● **WHAT YOU HAVE TO DO**: Word for word, set down the records and skip each picture.

● **Stored data entries**:
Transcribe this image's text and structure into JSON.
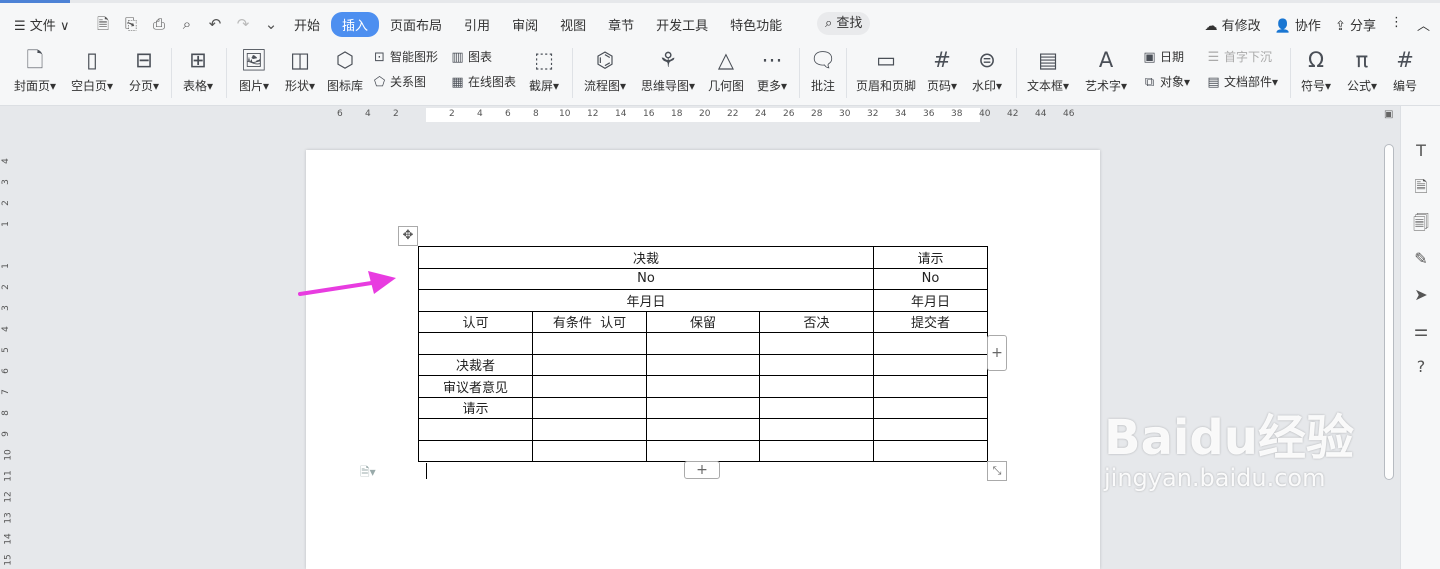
{
  "titlebar": {
    "file_menu": "文件"
  },
  "menu_tabs": [
    "开始",
    "插入",
    "页面布局",
    "引用",
    "审阅",
    "视图",
    "章节",
    "开发工具",
    "特色功能"
  ],
  "active_tab": "插入",
  "search_label": "查找",
  "top_right": [
    "有修改",
    "协作",
    "分享"
  ],
  "ribbon": {
    "large": [
      {
        "label": "封面页",
        "icon": "cover-page-icon"
      },
      {
        "label": "空白页",
        "icon": "blank-page-icon"
      },
      {
        "label": "分页",
        "icon": "page-break-icon"
      },
      {
        "label": "表格",
        "icon": "table-icon"
      },
      {
        "label": "图片",
        "icon": "picture-icon"
      },
      {
        "label": "形状",
        "icon": "shape-icon"
      },
      {
        "label": "图标库",
        "icon": "icon-library-icon"
      },
      {
        "label": "流程图",
        "icon": "flowchart-icon"
      },
      {
        "label": "思维导图",
        "icon": "mindmap-icon"
      },
      {
        "label": "几何图",
        "icon": "geometry-icon"
      },
      {
        "label": "更多",
        "icon": "more-icon"
      },
      {
        "label": "批注",
        "icon": "comment-icon"
      },
      {
        "label": "页眉和页脚",
        "icon": "header-footer-icon"
      },
      {
        "label": "页码",
        "icon": "page-number-icon"
      },
      {
        "label": "水印",
        "icon": "watermark-icon"
      },
      {
        "label": "文本框",
        "icon": "textbox-icon"
      },
      {
        "label": "艺术字",
        "icon": "wordart-icon"
      },
      {
        "label": "符号",
        "icon": "symbol-icon"
      },
      {
        "label": "公式",
        "icon": "formula-icon"
      },
      {
        "label": "编号",
        "icon": "numbering-icon"
      }
    ],
    "small": [
      {
        "label": "智能图形",
        "icon": "smartart-icon"
      },
      {
        "label": "关系图",
        "icon": "relation-chart-icon"
      },
      {
        "label": "图表",
        "icon": "chart-icon"
      },
      {
        "label": "在线图表",
        "icon": "online-chart-icon"
      },
      {
        "label": "截屏",
        "icon": "screenshot-icon"
      },
      {
        "label": "日期",
        "icon": "date-icon"
      },
      {
        "label": "对象",
        "icon": "object-icon"
      },
      {
        "label": "首字下沉",
        "icon": "drop-cap-icon"
      },
      {
        "label": "文档部件",
        "icon": "doc-parts-icon"
      }
    ]
  },
  "ruler_numbers": [
    "6",
    "4",
    "2",
    "2",
    "4",
    "6",
    "8",
    "10",
    "12",
    "14",
    "16",
    "18",
    "20",
    "22",
    "24",
    "26",
    "28",
    "30",
    "32",
    "34",
    "36",
    "38",
    "40",
    "42",
    "44",
    "46"
  ],
  "vruler_numbers": [
    "4",
    "3",
    "2",
    "1",
    "1",
    "2",
    "3",
    "4",
    "5",
    "6",
    "7",
    "8",
    "9",
    "10",
    "11",
    "12",
    "13",
    "14",
    "15"
  ],
  "table": {
    "rows": [
      {
        "left": "决裁",
        "right": "请示"
      },
      {
        "left": "No",
        "right": "No"
      },
      {
        "left": "年月日",
        "right": "年月日"
      }
    ],
    "header": [
      "认可",
      "有条件  认可",
      "保留",
      "否决",
      "提交者"
    ],
    "body_first_col": [
      "",
      "决裁者",
      "审议者意见",
      "请示",
      "",
      ""
    ]
  },
  "watermark": {
    "brand": "Baidu经验",
    "url": "jingyan.baidu.com"
  }
}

● **WRITTEN RESPONSE**:
Transcribe this image's text and structure into JSON.
{
  "titlebar": {
    "file_menu": "文件"
  },
  "menu_tabs": [
    "开始",
    "插入",
    "页面布局",
    "引用",
    "审阅",
    "视图",
    "章节",
    "开发工具",
    "特色功能"
  ],
  "active_tab": "插入",
  "search_label": "查找",
  "top_right": [
    "有修改",
    "协作",
    "分享"
  ],
  "ribbon": {
    "large": [
      {
        "label": "封面页",
        "icon": "cover-page-icon"
      },
      {
        "label": "空白页",
        "icon": "blank-page-icon"
      },
      {
        "label": "分页",
        "icon": "page-break-icon"
      },
      {
        "label": "表格",
        "icon": "table-icon"
      },
      {
        "label": "图片",
        "icon": "picture-icon"
      },
      {
        "label": "形状",
        "icon": "shape-icon"
      },
      {
        "label": "图标库",
        "icon": "icon-library-icon"
      },
      {
        "label": "流程图",
        "icon": "flowchart-icon"
      },
      {
        "label": "思维导图",
        "icon": "mindmap-icon"
      },
      {
        "label": "几何图",
        "icon": "geometry-icon"
      },
      {
        "label": "更多",
        "icon": "more-icon"
      },
      {
        "label": "批注",
        "icon": "comment-icon"
      },
      {
        "label": "页眉和页脚",
        "icon": "header-footer-icon"
      },
      {
        "label": "页码",
        "icon": "page-number-icon"
      },
      {
        "label": "水印",
        "icon": "watermark-icon"
      },
      {
        "label": "文本框",
        "icon": "textbox-icon"
      },
      {
        "label": "艺术字",
        "icon": "wordart-icon"
      },
      {
        "label": "符号",
        "icon": "symbol-icon"
      },
      {
        "label": "公式",
        "icon": "formula-icon"
      },
      {
        "label": "编号",
        "icon": "numbering-icon"
      }
    ],
    "small": [
      {
        "label": "智能图形",
        "icon": "smartart-icon"
      },
      {
        "label": "关系图",
        "icon": "relation-chart-icon"
      },
      {
        "label": "图表",
        "icon": "chart-icon"
      },
      {
        "label": "在线图表",
        "icon": "online-chart-icon"
      },
      {
        "label": "截屏",
        "icon": "screenshot-icon"
      },
      {
        "label": "日期",
        "icon": "date-icon"
      },
      {
        "label": "对象",
        "icon": "object-icon"
      },
      {
        "label": "首字下沉",
        "icon": "drop-cap-icon"
      },
      {
        "label": "文档部件",
        "icon": "doc-parts-icon"
      }
    ]
  },
  "ruler_numbers": [
    "6",
    "4",
    "2",
    "2",
    "4",
    "6",
    "8",
    "10",
    "12",
    "14",
    "16",
    "18",
    "20",
    "22",
    "24",
    "26",
    "28",
    "30",
    "32",
    "34",
    "36",
    "38",
    "40",
    "42",
    "44",
    "46"
  ],
  "vruler_numbers": [
    "4",
    "3",
    "2",
    "1",
    "1",
    "2",
    "3",
    "4",
    "5",
    "6",
    "7",
    "8",
    "9",
    "10",
    "11",
    "12",
    "13",
    "14",
    "15"
  ],
  "table": {
    "rows": [
      {
        "left": "决裁",
        "right": "请示"
      },
      {
        "left": "No",
        "right": "No"
      },
      {
        "left": "年月日",
        "right": "年月日"
      }
    ],
    "header": [
      "认可",
      "有条件  认可",
      "保留",
      "否决",
      "提交者"
    ],
    "body_first_col": [
      "",
      "决裁者",
      "审议者意见",
      "请示",
      "",
      ""
    ]
  },
  "watermark": {
    "brand": "Baidu经验",
    "url": "jingyan.baidu.com"
  }
}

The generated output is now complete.